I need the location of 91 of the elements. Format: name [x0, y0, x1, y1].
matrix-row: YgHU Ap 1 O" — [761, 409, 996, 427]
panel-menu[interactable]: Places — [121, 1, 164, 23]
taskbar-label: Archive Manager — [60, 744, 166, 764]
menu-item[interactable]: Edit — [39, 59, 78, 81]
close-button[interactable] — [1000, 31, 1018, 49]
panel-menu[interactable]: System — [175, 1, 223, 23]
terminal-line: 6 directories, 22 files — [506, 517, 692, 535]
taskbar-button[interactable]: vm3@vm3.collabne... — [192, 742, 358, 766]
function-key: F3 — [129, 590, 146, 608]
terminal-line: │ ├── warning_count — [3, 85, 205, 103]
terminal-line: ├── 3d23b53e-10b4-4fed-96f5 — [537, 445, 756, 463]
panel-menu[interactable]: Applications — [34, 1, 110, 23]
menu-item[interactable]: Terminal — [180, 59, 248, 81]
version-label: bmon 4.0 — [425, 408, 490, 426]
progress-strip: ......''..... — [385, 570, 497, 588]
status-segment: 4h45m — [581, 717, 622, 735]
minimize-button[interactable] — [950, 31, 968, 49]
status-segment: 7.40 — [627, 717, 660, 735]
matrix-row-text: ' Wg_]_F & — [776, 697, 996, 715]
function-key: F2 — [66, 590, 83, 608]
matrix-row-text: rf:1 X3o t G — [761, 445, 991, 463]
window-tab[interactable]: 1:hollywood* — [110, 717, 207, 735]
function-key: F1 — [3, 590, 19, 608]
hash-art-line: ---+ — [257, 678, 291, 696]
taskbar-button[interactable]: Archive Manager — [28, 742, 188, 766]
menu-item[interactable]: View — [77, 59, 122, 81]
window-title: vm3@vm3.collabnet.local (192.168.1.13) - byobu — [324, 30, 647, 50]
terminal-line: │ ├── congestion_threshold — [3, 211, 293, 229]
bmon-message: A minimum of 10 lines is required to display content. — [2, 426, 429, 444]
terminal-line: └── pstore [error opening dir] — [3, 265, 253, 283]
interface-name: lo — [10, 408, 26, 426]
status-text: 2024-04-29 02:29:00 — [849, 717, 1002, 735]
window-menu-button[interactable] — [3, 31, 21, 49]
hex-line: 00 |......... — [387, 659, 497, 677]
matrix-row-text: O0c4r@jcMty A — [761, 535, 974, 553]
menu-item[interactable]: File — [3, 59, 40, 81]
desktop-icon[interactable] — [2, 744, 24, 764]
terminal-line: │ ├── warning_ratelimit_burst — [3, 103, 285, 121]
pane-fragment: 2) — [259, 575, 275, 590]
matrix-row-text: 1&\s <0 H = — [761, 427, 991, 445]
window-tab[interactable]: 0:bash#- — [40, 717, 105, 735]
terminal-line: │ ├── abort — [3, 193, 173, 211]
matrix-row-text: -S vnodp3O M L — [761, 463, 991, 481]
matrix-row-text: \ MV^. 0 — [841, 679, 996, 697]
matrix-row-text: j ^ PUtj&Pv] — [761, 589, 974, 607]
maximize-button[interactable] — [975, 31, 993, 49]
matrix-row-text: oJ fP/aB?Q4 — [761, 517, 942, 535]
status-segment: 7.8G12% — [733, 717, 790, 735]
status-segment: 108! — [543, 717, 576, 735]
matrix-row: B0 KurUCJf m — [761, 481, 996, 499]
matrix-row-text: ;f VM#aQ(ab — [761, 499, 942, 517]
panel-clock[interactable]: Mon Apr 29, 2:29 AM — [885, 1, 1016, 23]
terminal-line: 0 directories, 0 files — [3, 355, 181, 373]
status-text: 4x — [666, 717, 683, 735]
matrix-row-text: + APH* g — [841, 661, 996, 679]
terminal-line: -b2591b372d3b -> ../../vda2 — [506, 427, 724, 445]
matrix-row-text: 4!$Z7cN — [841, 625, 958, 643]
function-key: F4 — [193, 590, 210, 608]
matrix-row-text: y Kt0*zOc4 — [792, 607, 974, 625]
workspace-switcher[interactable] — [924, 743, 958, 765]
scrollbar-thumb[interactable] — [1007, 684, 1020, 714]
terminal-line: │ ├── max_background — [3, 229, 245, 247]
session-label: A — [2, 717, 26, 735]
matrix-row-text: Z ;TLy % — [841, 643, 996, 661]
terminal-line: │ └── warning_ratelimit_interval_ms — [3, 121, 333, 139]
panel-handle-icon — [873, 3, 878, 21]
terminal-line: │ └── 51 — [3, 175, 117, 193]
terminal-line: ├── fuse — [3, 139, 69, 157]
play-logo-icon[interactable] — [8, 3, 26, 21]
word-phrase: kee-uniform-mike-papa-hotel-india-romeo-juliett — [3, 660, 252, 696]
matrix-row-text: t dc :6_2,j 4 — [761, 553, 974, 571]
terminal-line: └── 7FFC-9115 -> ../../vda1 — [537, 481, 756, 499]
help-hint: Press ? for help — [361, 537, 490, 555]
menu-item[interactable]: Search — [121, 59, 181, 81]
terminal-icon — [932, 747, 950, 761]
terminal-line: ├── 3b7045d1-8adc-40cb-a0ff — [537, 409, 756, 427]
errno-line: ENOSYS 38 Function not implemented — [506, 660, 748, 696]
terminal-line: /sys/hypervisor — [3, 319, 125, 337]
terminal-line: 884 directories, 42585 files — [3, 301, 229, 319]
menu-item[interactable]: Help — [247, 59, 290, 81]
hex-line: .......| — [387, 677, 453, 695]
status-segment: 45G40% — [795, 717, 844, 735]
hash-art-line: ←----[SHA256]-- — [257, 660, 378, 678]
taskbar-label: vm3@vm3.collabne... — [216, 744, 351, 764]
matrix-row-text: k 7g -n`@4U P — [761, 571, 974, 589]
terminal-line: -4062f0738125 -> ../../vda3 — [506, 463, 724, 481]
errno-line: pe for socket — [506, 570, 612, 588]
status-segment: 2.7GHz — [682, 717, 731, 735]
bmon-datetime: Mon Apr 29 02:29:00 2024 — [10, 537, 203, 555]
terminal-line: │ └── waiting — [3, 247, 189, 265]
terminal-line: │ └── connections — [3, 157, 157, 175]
==============================
> [WORK TO COMPLETE] Copy these lines word for word.

> [WRITTEN REPLY]
I need the location of 91 of the elements. Format: name [x0, y0, x1, y1].
matrix-row: YgHU Ap 1 O" — [761, 409, 996, 427]
panel-menu[interactable]: Places — [121, 1, 164, 23]
taskbar-label: Archive Manager — [60, 744, 166, 764]
menu-item[interactable]: Edit — [39, 59, 78, 81]
close-button[interactable] — [1000, 31, 1018, 49]
panel-menu[interactable]: System — [175, 1, 223, 23]
terminal-line: 6 directories, 22 files — [506, 517, 692, 535]
taskbar-button[interactable]: vm3@vm3.collabne... — [192, 742, 358, 766]
function-key: F3 — [129, 590, 146, 608]
terminal-line: │ ├── warning_count — [3, 85, 205, 103]
terminal-line: ├── 3d23b53e-10b4-4fed-96f5 — [537, 445, 756, 463]
panel-menu[interactable]: Applications — [34, 1, 110, 23]
menu-item[interactable]: Terminal — [180, 59, 248, 81]
version-label: bmon 4.0 — [425, 408, 490, 426]
progress-strip: ......''..... — [385, 570, 497, 588]
status-segment: 4h45m — [581, 717, 622, 735]
minimize-button[interactable] — [950, 31, 968, 49]
status-segment: 7.40 — [627, 717, 660, 735]
matrix-row-text: ' Wg_]_F & — [776, 697, 996, 715]
function-key: F2 — [66, 590, 83, 608]
matrix-row-text: rf:1 X3o t G — [761, 445, 991, 463]
window-tab[interactable]: 1:hollywood* — [110, 717, 207, 735]
function-key: F1 — [3, 590, 19, 608]
hash-art-line: ---+ — [257, 678, 291, 696]
taskbar-button[interactable]: Archive Manager — [28, 742, 188, 766]
menu-item[interactable]: View — [77, 59, 122, 81]
window-title: vm3@vm3.collabnet.local (192.168.1.13) - byobu — [324, 30, 647, 50]
terminal-line: │ ├── congestion_threshold — [3, 211, 293, 229]
bmon-message: A minimum of 10 lines is required to display content. — [2, 426, 429, 444]
terminal-line: └── pstore [error opening dir] — [3, 265, 253, 283]
interface-name: lo — [10, 408, 26, 426]
status-text: 2024-04-29 02:29:00 — [849, 717, 1002, 735]
window-menu-button[interactable] — [3, 31, 21, 49]
hex-line: 00 |......... — [387, 659, 497, 677]
matrix-row-text: O0c4r@jcMty A — [761, 535, 974, 553]
menu-item[interactable]: File — [3, 59, 40, 81]
desktop-icon[interactable] — [2, 744, 24, 764]
terminal-line: │ ├── warning_ratelimit_burst — [3, 103, 285, 121]
pane-fragment: 2) — [259, 575, 275, 590]
matrix-row-text: 1&\s <0 H = — [761, 427, 991, 445]
window-tab[interactable]: 0:bash#- — [40, 717, 105, 735]
terminal-line: │ ├── abort — [3, 193, 173, 211]
matrix-row-text: -S vnodp3O M L — [761, 463, 991, 481]
matrix-row-text: \ MV^. 0 — [841, 679, 996, 697]
matrix-row-text: j ^ PUtj&Pv] — [761, 589, 974, 607]
maximize-button[interactable] — [975, 31, 993, 49]
matrix-row-text: oJ fP/aB?Q4 — [761, 517, 942, 535]
status-segment: 7.8G12% — [733, 717, 790, 735]
status-segment: 108! — [543, 717, 576, 735]
matrix-row: B0 KurUCJf m — [761, 481, 996, 499]
matrix-row-text: ;f VM#aQ(ab — [761, 499, 942, 517]
panel-clock[interactable]: Mon Apr 29, 2:29 AM — [885, 1, 1016, 23]
terminal-line: 0 directories, 0 files — [3, 355, 181, 373]
status-text: 4x — [666, 717, 683, 735]
matrix-row-text: + APH* g — [841, 661, 996, 679]
terminal-line: -b2591b372d3b -> ../../vda2 — [506, 427, 724, 445]
matrix-row-text: 4!$Z7cN — [841, 625, 958, 643]
function-key: F4 — [193, 590, 210, 608]
matrix-row-text: y Kt0*zOc4 — [792, 607, 974, 625]
workspace-switcher[interactable] — [924, 743, 958, 765]
scrollbar-thumb[interactable] — [1007, 684, 1020, 714]
terminal-line: │ ├── max_background — [3, 229, 245, 247]
session-label: A — [2, 717, 26, 735]
matrix-row-text: Z ;TLy % — [841, 643, 996, 661]
terminal-line: │ └── warning_ratelimit_interval_ms — [3, 121, 333, 139]
panel-handle-icon — [873, 3, 878, 21]
terminal-line: │ └── 51 — [3, 175, 117, 193]
terminal-line: ├── fuse — [3, 139, 69, 157]
play-logo-icon[interactable] — [8, 3, 26, 21]
word-phrase: kee-uniform-mike-papa-hotel-india-romeo-juliett — [3, 660, 252, 696]
matrix-row-text: t dc :6_2,j 4 — [761, 553, 974, 571]
terminal-line: └── 7FFC-9115 -> ../../vda1 — [537, 481, 756, 499]
help-hint: Press ? for help — [361, 537, 490, 555]
menu-item[interactable]: Search — [121, 59, 181, 81]
terminal-icon — [932, 747, 950, 761]
terminal-line: ├── 3b7045d1-8adc-40cb-a0ff — [537, 409, 756, 427]
errno-line: ENOSYS 38 Function not implemented — [506, 660, 748, 696]
terminal-line: /sys/hypervisor — [3, 319, 125, 337]
terminal-line: 884 directories, 42585 files — [3, 301, 229, 319]
menu-item[interactable]: Help — [247, 59, 290, 81]
hex-line: .......| — [387, 677, 453, 695]
status-segment: 45G40% — [795, 717, 844, 735]
hash-art-line: ←----[SHA256]-- — [257, 660, 378, 678]
taskbar-label: vm3@vm3.collabne... — [216, 744, 351, 764]
matrix-row-text: k 7g -n`@4U P — [761, 571, 974, 589]
terminal-line: -4062f0738125 -> ../../vda3 — [506, 463, 724, 481]
errno-line: pe for socket — [506, 570, 612, 588]
status-segment: 2.7GHz — [682, 717, 731, 735]
bmon-datetime: Mon Apr 29 02:29:00 2024 — [10, 537, 203, 555]
terminal-line: │ └── waiting — [3, 247, 189, 265]
terminal-line: │ └── connections — [3, 157, 157, 175]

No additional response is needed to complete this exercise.